▶ _Goal_
Copy the lines holding the word "text", all of them.

▶ _Listing_
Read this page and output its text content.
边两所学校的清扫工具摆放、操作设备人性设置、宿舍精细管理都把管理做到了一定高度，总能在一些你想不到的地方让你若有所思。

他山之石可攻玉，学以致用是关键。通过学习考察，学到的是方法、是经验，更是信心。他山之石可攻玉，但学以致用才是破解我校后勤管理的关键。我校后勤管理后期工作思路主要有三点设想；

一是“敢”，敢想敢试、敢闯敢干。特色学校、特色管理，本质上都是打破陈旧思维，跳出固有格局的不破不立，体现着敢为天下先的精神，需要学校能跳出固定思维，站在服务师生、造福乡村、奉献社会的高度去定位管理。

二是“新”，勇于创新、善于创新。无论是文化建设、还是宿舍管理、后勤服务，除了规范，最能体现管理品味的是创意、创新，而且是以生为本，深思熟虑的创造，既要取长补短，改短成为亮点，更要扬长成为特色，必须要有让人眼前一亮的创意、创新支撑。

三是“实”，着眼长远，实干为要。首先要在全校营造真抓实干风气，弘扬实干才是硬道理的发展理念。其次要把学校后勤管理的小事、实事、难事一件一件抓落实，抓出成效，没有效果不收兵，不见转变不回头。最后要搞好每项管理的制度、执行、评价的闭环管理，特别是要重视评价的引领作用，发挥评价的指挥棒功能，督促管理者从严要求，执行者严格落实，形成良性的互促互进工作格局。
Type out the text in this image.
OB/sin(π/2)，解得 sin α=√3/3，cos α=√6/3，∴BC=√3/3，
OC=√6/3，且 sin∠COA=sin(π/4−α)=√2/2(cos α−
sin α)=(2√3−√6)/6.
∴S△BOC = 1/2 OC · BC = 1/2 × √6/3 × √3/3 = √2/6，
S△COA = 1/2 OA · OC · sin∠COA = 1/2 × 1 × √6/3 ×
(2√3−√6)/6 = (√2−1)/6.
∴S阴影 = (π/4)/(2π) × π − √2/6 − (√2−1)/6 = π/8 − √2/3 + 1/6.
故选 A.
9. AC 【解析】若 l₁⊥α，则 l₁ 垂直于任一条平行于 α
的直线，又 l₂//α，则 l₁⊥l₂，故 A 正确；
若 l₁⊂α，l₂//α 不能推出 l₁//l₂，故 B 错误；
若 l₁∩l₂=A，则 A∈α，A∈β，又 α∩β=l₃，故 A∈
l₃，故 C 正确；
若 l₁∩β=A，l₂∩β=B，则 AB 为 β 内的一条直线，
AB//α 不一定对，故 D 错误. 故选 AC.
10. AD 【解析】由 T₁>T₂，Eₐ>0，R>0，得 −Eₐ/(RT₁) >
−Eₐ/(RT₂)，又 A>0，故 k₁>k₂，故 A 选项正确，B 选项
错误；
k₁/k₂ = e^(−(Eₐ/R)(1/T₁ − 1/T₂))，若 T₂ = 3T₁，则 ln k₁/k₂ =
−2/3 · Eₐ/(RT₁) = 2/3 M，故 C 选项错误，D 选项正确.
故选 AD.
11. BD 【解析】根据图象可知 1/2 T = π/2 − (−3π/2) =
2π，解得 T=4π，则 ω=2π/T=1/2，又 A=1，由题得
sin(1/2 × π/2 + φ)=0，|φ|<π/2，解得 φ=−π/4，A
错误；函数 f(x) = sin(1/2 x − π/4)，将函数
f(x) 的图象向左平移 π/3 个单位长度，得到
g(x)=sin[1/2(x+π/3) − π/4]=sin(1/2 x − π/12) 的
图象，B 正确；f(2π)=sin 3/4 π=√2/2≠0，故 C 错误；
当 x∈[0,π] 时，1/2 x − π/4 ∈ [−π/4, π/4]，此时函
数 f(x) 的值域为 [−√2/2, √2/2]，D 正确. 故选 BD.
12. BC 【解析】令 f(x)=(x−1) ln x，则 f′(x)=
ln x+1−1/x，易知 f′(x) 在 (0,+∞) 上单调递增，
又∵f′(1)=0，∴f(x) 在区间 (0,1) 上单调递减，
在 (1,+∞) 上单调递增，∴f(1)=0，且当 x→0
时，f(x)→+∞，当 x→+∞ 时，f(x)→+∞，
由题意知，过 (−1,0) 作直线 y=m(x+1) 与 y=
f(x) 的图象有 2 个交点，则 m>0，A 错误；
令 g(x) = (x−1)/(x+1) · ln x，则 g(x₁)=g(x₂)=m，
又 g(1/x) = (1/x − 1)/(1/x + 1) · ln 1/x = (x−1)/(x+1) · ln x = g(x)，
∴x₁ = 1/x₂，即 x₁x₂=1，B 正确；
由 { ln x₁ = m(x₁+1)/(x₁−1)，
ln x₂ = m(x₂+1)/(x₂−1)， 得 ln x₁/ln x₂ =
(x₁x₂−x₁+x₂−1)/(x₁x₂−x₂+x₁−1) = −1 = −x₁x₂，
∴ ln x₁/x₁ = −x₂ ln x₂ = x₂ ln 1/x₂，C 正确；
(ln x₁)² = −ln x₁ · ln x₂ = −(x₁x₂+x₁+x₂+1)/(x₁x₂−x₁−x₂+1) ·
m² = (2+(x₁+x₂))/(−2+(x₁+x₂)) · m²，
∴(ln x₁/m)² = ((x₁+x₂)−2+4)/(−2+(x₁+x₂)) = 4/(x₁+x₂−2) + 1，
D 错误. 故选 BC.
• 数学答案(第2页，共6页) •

▶ _Correct output_
Read this page and output its text content.
Type out the text in this image.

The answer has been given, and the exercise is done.